> **Task requirements**:
Every line below that mentions the word "date" should be copied out.

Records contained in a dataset
== == ==
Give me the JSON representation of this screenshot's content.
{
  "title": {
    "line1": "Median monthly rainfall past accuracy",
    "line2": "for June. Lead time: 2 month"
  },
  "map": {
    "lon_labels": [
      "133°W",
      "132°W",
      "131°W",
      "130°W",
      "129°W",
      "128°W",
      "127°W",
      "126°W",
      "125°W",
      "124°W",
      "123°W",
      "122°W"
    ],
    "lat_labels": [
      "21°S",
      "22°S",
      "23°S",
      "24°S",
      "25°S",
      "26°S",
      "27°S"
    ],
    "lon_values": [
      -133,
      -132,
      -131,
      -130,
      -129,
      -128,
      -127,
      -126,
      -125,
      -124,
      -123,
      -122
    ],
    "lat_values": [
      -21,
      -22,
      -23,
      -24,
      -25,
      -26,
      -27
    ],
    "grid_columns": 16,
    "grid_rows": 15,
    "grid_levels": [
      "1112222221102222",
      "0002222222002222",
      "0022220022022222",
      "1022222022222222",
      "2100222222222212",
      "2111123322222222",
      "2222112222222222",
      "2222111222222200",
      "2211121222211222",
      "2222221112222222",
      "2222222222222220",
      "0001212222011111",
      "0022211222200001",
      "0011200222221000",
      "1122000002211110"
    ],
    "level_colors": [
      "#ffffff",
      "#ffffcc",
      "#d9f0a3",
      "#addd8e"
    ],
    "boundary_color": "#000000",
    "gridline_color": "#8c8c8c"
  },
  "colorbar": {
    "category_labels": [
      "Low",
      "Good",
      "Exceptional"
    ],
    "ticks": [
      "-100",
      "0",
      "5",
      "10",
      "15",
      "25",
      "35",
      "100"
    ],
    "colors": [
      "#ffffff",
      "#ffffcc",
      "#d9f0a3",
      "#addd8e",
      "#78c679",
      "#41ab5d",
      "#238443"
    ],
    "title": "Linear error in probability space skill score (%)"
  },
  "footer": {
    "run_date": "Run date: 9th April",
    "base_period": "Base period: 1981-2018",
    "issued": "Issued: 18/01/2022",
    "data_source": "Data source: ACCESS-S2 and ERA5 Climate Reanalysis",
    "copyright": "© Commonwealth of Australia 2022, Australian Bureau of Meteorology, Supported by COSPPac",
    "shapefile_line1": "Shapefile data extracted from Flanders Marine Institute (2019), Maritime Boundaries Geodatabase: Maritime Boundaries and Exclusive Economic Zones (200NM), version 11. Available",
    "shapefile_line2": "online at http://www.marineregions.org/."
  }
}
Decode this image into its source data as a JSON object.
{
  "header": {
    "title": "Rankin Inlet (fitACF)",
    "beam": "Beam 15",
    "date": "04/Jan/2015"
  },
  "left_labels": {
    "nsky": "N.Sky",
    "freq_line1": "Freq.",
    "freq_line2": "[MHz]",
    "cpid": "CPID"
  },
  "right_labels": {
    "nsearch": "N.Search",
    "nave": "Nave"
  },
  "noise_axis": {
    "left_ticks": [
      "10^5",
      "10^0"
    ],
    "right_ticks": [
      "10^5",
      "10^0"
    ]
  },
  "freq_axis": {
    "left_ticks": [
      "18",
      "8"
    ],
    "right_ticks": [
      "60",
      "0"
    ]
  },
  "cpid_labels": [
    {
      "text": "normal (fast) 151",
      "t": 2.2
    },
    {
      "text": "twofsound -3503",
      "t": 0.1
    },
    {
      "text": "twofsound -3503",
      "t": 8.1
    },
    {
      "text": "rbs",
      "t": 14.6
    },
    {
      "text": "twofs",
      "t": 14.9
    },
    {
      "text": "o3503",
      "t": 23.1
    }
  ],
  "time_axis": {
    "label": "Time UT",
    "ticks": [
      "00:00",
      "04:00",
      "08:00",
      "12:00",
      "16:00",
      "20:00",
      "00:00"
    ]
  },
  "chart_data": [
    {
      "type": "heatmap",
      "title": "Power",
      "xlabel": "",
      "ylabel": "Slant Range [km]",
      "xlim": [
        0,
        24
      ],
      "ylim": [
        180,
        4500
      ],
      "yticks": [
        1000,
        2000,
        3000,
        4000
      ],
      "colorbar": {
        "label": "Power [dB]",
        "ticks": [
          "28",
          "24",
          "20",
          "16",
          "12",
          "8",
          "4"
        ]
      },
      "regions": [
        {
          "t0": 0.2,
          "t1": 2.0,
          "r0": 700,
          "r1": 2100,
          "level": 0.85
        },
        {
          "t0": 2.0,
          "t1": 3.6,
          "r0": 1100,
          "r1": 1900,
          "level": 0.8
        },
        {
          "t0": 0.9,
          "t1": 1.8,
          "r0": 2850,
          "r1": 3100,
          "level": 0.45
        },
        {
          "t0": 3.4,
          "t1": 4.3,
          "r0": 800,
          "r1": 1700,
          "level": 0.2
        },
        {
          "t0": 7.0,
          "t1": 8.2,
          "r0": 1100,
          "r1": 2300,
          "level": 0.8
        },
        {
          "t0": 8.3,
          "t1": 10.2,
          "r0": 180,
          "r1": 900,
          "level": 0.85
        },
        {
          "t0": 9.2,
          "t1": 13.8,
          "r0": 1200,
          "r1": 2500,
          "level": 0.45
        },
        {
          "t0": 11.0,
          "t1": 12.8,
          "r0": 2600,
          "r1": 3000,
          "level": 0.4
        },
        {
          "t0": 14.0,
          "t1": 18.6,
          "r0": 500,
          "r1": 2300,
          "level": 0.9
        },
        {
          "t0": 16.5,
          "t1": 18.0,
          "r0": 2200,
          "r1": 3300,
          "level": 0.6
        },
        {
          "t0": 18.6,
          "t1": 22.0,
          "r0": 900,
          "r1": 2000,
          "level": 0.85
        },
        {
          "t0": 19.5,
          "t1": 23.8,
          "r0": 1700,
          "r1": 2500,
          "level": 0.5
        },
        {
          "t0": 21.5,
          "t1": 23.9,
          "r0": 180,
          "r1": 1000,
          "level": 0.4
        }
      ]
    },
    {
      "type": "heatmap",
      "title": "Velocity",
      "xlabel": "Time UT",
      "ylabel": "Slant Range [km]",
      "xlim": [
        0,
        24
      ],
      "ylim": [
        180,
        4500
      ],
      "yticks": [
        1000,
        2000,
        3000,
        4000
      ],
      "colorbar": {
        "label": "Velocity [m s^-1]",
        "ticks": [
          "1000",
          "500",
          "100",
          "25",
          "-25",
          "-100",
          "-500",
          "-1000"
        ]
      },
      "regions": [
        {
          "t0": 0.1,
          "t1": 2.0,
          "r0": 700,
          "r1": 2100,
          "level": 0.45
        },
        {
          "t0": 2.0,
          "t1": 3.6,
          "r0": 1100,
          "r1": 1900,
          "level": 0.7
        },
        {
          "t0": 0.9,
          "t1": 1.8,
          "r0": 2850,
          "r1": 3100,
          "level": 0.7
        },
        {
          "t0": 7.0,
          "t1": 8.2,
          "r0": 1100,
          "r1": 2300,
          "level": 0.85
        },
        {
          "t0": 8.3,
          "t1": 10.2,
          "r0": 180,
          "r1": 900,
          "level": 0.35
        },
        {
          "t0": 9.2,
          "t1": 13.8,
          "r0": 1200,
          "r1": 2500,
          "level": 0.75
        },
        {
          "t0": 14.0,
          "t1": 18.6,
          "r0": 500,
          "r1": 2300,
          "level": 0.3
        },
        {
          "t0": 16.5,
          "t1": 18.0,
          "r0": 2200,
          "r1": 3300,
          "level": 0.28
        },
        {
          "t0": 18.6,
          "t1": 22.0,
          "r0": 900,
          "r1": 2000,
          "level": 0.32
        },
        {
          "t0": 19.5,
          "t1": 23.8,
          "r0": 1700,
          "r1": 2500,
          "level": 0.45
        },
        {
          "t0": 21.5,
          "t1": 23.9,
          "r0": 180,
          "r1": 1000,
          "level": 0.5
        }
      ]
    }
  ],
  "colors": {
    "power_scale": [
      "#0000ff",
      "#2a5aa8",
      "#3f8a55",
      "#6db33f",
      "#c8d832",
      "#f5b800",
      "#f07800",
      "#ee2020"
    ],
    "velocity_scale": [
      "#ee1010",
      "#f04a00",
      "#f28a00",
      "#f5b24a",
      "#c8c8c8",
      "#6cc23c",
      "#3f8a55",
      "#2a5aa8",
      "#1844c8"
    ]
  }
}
== == ==
> **Correct answer**:
    "run_date": "Run date: 9th April",
    "date": "04/Jan/2015"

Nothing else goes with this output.